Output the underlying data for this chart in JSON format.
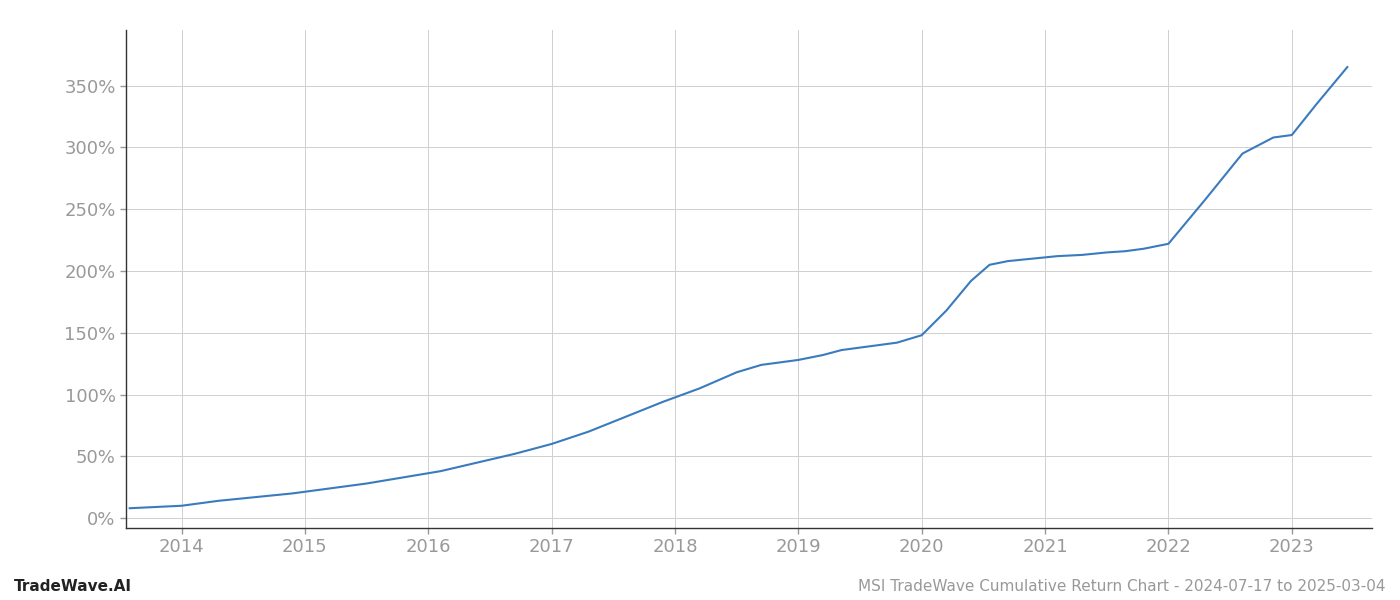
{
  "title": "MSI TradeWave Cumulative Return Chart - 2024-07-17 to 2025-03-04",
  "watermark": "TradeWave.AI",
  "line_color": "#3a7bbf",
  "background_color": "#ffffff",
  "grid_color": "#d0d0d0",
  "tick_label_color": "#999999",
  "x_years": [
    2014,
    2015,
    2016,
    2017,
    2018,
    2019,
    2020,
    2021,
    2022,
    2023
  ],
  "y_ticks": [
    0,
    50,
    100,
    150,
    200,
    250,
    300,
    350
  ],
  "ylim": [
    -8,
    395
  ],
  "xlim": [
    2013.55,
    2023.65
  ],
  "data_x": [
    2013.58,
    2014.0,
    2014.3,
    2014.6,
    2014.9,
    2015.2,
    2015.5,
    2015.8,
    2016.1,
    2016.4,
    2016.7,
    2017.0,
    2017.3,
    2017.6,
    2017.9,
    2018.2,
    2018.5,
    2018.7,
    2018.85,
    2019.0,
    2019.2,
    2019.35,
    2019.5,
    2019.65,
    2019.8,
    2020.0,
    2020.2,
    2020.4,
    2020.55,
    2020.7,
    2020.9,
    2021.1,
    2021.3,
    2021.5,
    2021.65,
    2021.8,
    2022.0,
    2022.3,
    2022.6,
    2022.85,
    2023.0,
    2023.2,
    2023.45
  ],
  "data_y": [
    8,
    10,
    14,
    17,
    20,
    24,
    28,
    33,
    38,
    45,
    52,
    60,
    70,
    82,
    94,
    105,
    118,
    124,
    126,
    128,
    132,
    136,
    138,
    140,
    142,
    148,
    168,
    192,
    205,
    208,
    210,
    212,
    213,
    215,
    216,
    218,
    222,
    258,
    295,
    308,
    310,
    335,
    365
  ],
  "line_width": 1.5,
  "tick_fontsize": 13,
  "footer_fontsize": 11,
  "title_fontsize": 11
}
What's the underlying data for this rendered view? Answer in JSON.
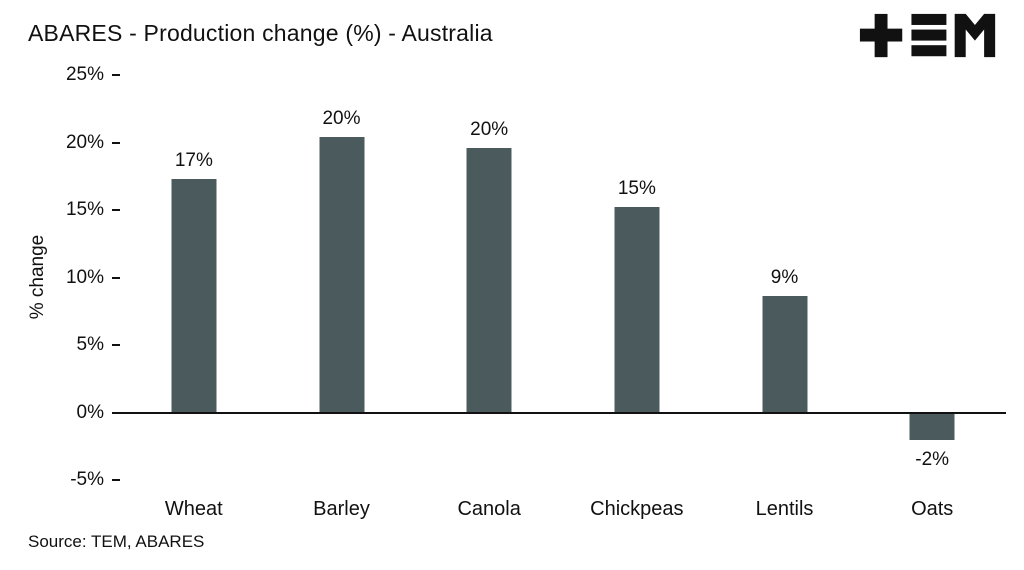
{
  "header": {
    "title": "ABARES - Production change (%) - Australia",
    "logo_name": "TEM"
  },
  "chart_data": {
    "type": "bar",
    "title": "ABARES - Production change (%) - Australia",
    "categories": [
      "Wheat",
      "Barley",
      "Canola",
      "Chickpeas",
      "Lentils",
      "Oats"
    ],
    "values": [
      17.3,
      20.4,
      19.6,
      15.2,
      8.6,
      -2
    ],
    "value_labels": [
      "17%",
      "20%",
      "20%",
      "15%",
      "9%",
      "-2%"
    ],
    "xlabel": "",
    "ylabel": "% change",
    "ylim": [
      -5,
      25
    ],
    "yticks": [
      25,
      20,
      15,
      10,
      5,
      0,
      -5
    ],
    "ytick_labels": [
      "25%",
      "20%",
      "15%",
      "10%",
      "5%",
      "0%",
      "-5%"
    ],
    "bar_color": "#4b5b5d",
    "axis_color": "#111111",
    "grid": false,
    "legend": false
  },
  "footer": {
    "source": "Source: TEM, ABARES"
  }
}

************

**THE TASK:**
Beginning at the line that contains "What's the underlying", give the remaining lines of the records again exactly, through the last one. Leave out pictures.

**RESPONSE BELOW:**
What's the underlying data for this rendered view? Answer in JSON.
{
  "header": {
    "title": "ABARES - Production change (%) - Australia",
    "logo_name": "TEM"
  },
  "chart_data": {
    "type": "bar",
    "title": "ABARES - Production change (%) - Australia",
    "categories": [
      "Wheat",
      "Barley",
      "Canola",
      "Chickpeas",
      "Lentils",
      "Oats"
    ],
    "values": [
      17.3,
      20.4,
      19.6,
      15.2,
      8.6,
      -2
    ],
    "value_labels": [
      "17%",
      "20%",
      "20%",
      "15%",
      "9%",
      "-2%"
    ],
    "xlabel": "",
    "ylabel": "% change",
    "ylim": [
      -5,
      25
    ],
    "yticks": [
      25,
      20,
      15,
      10,
      5,
      0,
      -5
    ],
    "ytick_labels": [
      "25%",
      "20%",
      "15%",
      "10%",
      "5%",
      "0%",
      "-5%"
    ],
    "bar_color": "#4b5b5d",
    "axis_color": "#111111",
    "grid": false,
    "legend": false
  },
  "footer": {
    "source": "Source: TEM, ABARES"
  }
}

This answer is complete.